GIVEN EXERCISE: Which lines of the records below contain the string "بثقة"? Gather every one of them.
▼▼▼
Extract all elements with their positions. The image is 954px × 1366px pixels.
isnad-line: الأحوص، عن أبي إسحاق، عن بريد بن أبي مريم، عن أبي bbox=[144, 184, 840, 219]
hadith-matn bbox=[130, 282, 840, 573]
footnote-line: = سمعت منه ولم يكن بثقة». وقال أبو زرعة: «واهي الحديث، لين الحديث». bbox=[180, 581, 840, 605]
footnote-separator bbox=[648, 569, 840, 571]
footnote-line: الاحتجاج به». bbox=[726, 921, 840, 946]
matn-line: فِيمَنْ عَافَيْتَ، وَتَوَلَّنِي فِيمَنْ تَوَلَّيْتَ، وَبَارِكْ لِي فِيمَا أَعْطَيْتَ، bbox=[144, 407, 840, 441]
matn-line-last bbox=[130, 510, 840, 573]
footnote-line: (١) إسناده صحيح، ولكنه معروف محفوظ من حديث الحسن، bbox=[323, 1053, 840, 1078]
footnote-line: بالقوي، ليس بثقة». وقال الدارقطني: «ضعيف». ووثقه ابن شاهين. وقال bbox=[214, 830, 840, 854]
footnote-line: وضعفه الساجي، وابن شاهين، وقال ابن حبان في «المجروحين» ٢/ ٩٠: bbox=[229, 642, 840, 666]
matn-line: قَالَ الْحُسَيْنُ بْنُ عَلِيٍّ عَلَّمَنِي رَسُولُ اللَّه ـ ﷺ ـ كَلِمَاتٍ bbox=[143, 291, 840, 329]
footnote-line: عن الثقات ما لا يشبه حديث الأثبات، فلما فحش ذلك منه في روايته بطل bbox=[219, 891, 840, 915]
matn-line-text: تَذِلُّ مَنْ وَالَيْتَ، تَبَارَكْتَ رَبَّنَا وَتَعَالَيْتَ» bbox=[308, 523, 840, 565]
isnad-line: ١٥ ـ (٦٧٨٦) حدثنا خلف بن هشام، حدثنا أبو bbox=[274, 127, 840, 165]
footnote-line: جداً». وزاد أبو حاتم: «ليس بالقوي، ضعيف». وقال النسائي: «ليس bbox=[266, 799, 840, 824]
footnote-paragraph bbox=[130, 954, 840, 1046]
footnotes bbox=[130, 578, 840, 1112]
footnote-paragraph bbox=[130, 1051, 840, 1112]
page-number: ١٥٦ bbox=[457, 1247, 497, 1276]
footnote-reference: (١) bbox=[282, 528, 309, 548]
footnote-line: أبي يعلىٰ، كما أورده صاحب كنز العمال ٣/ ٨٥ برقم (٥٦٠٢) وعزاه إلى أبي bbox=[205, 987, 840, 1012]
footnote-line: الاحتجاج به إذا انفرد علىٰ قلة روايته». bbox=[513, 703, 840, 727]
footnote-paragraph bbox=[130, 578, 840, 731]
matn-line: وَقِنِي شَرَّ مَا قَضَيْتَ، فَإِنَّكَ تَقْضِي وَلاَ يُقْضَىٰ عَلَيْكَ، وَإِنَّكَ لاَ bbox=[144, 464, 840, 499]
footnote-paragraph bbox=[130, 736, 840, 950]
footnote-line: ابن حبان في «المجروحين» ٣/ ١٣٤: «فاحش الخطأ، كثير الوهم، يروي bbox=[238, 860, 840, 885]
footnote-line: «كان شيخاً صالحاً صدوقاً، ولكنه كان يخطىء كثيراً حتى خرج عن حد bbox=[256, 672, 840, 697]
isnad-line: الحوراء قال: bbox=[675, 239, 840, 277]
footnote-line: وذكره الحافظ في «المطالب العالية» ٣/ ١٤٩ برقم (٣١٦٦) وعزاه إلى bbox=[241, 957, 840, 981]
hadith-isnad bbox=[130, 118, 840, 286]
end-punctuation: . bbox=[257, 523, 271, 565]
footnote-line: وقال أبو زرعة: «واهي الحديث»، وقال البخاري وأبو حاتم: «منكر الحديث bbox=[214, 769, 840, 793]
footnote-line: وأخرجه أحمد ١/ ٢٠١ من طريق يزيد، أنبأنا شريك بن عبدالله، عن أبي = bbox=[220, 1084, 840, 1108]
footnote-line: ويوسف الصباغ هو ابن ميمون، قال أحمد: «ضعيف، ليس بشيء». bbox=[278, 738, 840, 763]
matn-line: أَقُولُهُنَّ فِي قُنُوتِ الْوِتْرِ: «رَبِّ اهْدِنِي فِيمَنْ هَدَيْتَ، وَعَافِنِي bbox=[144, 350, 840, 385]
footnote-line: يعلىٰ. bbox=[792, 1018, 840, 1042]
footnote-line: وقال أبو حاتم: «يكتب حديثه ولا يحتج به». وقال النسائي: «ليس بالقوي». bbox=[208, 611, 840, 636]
▲▲▲
RESPONSE FOR THIS EXERCISE:
footnote-line: = سمعت منه ولم يكن بثقة». وقال أبو زرعة: «واهي الحديث، لين الحديث». bbox=[180, 581, 840, 605]
footnote-line: بالقوي، ليس بثقة». وقال الدارقطني: «ضعيف». ووثقه ابن شاهين. وقال bbox=[214, 830, 840, 854]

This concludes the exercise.